Given instruction – Where does the string "delta" appear? Copy every line of the entries below that holds it.

Data rows –
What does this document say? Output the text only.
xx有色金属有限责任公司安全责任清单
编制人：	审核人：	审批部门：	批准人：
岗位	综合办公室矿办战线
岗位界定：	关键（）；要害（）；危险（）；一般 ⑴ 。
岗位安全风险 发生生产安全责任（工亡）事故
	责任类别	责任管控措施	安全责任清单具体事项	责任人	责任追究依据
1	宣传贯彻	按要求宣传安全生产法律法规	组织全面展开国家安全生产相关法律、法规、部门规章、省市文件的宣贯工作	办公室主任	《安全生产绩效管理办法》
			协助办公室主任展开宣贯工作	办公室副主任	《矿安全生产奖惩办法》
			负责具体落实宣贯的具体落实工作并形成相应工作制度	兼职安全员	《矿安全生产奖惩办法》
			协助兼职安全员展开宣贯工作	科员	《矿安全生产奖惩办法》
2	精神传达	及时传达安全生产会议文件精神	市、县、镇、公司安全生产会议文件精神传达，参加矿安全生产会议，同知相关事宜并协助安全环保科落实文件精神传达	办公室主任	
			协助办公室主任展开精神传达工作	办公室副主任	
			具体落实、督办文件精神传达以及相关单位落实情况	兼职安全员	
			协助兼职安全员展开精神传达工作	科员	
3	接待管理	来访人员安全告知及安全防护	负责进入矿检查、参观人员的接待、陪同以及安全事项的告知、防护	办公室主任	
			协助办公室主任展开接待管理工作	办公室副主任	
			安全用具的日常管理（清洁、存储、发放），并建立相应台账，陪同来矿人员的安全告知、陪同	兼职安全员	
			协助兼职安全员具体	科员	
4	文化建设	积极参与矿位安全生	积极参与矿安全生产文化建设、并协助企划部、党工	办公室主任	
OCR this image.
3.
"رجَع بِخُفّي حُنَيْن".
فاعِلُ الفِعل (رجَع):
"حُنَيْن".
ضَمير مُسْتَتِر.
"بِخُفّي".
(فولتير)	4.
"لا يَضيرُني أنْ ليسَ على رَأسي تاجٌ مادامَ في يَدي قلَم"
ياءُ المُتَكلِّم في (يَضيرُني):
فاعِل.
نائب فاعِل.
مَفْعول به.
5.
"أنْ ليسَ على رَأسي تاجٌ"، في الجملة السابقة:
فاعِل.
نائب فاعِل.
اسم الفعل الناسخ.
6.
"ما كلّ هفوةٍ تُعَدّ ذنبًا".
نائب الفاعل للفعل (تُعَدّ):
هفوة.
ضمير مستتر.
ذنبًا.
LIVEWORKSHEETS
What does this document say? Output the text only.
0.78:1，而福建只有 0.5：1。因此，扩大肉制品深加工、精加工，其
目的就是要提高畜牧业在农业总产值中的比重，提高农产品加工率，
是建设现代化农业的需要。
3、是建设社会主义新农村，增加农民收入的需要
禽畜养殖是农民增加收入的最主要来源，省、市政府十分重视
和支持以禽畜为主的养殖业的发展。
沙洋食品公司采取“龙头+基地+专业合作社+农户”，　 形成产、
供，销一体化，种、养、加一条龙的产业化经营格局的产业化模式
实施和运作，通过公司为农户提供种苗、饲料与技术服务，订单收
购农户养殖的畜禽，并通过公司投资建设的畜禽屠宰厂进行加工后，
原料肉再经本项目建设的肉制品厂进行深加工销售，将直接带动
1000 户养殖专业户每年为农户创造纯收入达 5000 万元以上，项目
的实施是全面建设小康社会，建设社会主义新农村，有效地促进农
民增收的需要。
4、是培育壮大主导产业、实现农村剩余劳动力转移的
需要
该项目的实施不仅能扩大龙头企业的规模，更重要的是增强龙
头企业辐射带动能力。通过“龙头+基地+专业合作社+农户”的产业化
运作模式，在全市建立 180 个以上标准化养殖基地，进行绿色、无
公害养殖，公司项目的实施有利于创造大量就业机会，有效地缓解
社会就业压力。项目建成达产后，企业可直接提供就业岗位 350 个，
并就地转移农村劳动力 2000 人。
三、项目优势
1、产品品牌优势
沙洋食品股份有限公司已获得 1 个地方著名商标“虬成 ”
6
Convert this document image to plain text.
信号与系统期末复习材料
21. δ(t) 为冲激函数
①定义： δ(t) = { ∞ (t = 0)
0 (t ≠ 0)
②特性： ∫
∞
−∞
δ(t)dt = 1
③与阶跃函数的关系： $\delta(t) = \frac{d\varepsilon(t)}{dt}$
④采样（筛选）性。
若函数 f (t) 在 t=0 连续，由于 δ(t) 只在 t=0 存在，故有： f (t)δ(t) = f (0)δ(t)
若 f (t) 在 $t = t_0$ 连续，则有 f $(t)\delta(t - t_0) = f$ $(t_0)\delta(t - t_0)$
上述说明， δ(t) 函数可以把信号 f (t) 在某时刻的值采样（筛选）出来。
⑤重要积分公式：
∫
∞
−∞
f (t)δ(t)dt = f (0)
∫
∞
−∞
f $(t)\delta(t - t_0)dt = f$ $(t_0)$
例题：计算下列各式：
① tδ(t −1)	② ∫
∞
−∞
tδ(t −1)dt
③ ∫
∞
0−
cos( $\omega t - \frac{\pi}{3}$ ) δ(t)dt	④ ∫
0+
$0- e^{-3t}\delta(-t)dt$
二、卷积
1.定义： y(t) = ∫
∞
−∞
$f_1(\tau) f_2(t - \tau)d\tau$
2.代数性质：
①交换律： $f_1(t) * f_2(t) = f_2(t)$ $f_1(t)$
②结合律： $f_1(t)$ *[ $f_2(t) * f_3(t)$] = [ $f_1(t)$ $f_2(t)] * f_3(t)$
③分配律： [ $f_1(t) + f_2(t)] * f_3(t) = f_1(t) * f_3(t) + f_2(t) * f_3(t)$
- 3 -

Task response –
③与阶跃函数的关系： $\delta(t) = \frac{d\varepsilon(t)}{dt}$
若 f (t) 在 $t = t_0$ 连续，则有 f $(t)\delta(t - t_0) = f$ $(t_0)\delta(t - t_0)$
f $(t)\delta(t - t_0)dt = f$ $(t_0)$
$0- e^{-3t}\delta(-t)dt$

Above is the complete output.